*WHAT THE TASK REQUIRES:*
Reproduce every line in the listing that contains the word "frisches".

Dataset records
──────

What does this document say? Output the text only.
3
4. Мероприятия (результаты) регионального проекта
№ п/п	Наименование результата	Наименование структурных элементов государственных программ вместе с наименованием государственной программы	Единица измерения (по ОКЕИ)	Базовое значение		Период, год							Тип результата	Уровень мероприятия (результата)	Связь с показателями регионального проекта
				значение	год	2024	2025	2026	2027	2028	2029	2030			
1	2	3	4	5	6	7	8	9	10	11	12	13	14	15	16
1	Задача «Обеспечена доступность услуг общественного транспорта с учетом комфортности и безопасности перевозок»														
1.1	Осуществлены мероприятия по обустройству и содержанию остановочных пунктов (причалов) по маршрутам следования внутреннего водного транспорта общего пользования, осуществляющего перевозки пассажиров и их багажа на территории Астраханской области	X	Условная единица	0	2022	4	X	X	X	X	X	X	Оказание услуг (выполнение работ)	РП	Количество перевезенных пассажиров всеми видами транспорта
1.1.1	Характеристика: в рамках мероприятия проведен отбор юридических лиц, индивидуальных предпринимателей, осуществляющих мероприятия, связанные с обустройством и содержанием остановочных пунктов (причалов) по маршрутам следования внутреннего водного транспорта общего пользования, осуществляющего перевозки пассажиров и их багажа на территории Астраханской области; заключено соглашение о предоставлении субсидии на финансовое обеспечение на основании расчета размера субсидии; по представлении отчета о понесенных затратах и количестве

──────

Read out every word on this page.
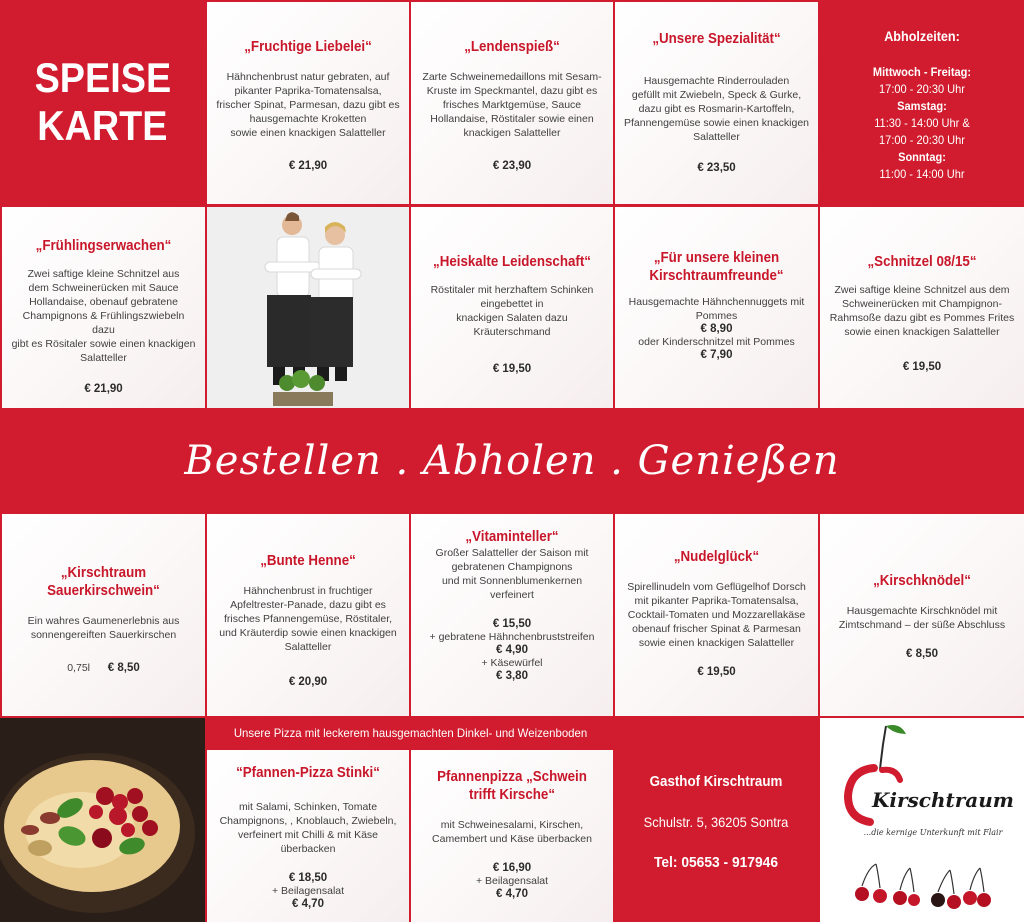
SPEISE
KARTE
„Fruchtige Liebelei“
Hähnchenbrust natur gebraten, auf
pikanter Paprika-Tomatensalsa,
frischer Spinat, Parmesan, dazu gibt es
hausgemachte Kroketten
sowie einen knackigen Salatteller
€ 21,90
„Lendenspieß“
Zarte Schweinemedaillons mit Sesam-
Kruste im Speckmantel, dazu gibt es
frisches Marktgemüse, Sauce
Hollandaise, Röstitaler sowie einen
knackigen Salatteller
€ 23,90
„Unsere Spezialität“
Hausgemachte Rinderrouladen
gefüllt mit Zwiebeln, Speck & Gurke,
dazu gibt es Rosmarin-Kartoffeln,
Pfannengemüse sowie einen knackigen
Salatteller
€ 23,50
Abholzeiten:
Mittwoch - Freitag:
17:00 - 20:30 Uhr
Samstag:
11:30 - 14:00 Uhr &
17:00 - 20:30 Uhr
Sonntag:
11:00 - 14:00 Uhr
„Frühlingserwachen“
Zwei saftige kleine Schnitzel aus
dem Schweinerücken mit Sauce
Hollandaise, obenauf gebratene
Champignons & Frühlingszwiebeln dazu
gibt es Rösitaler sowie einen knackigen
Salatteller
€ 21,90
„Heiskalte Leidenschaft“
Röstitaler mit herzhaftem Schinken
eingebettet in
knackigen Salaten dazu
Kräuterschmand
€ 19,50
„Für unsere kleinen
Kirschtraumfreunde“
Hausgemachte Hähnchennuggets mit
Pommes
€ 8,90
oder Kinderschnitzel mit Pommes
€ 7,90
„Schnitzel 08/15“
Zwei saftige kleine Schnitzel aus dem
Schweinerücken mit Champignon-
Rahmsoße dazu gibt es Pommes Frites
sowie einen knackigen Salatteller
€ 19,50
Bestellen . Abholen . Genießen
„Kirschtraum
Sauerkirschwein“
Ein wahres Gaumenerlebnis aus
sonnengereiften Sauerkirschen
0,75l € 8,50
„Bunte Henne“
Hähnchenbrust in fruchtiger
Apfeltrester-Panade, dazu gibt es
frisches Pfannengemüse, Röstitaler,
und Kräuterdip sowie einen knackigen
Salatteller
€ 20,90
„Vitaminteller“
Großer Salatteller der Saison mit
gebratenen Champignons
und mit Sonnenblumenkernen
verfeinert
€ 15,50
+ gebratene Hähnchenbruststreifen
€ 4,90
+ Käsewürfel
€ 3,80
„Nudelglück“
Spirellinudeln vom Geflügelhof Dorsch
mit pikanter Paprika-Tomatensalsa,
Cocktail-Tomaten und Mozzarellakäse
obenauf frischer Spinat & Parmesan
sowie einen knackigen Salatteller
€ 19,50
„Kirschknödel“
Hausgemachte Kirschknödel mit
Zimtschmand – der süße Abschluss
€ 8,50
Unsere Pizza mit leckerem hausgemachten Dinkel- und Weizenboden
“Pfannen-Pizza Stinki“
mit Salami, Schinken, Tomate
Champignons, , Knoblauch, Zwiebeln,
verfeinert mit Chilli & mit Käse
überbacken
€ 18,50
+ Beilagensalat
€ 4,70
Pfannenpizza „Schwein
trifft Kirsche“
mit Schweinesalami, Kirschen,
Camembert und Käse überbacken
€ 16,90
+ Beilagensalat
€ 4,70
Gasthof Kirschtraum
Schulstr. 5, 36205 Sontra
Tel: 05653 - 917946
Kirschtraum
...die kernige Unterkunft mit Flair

──────

*THE RESPONSE:*
frisches Marktgemüse, Sauce
frisches Pfannengemüse, Röstitaler,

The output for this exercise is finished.